Entries taken from a collection
----------------------------------------

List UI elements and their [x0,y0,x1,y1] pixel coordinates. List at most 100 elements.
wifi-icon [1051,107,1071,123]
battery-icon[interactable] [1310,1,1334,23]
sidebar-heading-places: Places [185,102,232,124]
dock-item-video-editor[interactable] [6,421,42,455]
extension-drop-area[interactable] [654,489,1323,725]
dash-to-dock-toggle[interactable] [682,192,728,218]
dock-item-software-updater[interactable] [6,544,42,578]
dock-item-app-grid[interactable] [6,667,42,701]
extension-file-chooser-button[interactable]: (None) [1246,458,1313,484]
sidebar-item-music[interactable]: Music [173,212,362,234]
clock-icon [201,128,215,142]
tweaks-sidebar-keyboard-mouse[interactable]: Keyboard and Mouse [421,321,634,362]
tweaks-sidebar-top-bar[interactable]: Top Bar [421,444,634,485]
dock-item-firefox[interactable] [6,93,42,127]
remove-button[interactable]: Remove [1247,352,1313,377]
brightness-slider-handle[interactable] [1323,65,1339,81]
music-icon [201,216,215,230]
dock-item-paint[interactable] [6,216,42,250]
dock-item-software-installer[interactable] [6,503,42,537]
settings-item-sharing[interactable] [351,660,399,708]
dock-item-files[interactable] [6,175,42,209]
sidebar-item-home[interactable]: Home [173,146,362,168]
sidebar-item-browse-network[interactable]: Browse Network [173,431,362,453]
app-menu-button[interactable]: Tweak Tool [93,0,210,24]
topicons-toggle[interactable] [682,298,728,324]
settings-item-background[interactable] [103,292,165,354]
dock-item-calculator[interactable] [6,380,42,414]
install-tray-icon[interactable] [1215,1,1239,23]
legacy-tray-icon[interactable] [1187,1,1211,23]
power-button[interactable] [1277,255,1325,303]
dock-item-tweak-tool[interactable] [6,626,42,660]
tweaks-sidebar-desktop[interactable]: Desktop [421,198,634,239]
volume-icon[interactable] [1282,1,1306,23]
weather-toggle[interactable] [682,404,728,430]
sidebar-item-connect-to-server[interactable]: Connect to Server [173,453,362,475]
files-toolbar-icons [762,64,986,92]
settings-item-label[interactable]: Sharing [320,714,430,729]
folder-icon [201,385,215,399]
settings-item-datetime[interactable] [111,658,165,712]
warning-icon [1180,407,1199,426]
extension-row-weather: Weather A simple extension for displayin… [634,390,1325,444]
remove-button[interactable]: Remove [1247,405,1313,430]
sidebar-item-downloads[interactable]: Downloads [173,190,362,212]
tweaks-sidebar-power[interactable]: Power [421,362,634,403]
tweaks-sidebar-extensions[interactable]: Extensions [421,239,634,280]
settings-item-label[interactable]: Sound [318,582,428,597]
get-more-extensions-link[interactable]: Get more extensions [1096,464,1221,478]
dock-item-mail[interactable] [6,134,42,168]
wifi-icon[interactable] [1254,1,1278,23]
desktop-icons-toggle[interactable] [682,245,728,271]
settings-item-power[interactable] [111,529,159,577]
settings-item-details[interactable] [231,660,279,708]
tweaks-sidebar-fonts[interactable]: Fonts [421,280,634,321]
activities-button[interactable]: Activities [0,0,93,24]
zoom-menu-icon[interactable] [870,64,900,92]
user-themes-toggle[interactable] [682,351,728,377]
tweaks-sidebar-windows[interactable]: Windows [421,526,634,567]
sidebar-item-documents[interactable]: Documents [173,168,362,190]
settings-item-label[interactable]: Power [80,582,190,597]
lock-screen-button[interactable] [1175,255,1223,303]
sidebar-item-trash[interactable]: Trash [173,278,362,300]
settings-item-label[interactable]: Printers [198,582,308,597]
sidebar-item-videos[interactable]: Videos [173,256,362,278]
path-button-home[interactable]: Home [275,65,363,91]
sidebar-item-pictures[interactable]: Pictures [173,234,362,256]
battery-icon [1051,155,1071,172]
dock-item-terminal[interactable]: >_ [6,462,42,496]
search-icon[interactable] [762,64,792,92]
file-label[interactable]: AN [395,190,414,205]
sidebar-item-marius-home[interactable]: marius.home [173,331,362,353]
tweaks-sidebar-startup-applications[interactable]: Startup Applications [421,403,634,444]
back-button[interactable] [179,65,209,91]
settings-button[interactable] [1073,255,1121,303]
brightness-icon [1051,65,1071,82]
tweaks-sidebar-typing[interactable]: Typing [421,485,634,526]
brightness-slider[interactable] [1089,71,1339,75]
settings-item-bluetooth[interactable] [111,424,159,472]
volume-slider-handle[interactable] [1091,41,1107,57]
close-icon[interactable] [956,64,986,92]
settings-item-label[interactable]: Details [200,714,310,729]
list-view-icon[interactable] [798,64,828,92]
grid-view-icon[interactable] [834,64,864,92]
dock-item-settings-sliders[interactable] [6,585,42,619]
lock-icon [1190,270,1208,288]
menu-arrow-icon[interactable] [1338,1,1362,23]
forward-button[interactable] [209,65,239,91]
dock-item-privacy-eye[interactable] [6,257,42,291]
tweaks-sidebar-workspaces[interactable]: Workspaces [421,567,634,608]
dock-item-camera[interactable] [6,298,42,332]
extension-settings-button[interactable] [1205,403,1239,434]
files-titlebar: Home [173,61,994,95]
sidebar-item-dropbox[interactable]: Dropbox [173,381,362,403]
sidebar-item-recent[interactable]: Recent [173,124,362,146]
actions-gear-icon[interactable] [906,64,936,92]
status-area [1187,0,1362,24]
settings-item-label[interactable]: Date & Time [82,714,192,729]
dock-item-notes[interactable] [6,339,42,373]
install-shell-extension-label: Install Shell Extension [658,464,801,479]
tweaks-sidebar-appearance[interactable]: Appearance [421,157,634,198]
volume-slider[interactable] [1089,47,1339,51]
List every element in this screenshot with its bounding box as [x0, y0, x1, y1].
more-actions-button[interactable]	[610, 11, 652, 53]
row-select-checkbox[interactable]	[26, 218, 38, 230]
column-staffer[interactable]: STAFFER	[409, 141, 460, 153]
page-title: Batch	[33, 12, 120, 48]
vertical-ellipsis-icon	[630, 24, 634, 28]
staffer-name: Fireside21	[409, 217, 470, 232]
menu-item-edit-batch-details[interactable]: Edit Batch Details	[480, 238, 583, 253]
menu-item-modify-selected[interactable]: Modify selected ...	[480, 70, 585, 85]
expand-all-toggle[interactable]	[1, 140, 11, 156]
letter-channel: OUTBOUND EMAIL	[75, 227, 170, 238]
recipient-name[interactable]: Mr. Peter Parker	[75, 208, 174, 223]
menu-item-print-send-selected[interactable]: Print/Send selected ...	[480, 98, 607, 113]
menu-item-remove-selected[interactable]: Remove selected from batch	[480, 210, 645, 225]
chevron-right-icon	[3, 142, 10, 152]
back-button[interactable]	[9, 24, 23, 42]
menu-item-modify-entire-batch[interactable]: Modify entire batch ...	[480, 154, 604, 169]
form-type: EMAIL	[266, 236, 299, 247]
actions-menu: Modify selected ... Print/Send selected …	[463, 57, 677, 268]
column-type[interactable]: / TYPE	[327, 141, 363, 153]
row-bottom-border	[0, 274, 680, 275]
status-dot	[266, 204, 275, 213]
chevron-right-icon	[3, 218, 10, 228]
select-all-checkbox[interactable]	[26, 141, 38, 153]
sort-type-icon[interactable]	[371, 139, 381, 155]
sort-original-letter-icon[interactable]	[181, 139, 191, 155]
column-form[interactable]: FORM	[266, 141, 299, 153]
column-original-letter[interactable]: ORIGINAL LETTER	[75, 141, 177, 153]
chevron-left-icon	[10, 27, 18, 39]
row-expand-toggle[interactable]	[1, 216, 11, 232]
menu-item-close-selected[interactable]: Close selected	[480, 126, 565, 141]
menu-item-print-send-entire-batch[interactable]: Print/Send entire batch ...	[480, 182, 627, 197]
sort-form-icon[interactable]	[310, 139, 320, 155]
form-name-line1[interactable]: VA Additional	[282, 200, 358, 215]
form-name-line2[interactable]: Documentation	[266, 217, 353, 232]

----------------------------------------

**WHAT TO WORK ON:**
Can you copy the rows again from the first one through the line containing "dash-to-dock-toggle[interactable] [682,192,728,218]", swapping "wifi-icon" for "network-icon" and leaving everything else as it is?

**EXERCISE RESPONSE:**
List UI elements and their [x0,y0,x1,y1] pixel coordinates. List at most 100 elements.
network-icon [1051,107,1071,123]
battery-icon[interactable] [1310,1,1334,23]
sidebar-heading-places: Places [185,102,232,124]
dock-item-video-editor[interactable] [6,421,42,455]
extension-drop-area[interactable] [654,489,1323,725]
dash-to-dock-toggle[interactable] [682,192,728,218]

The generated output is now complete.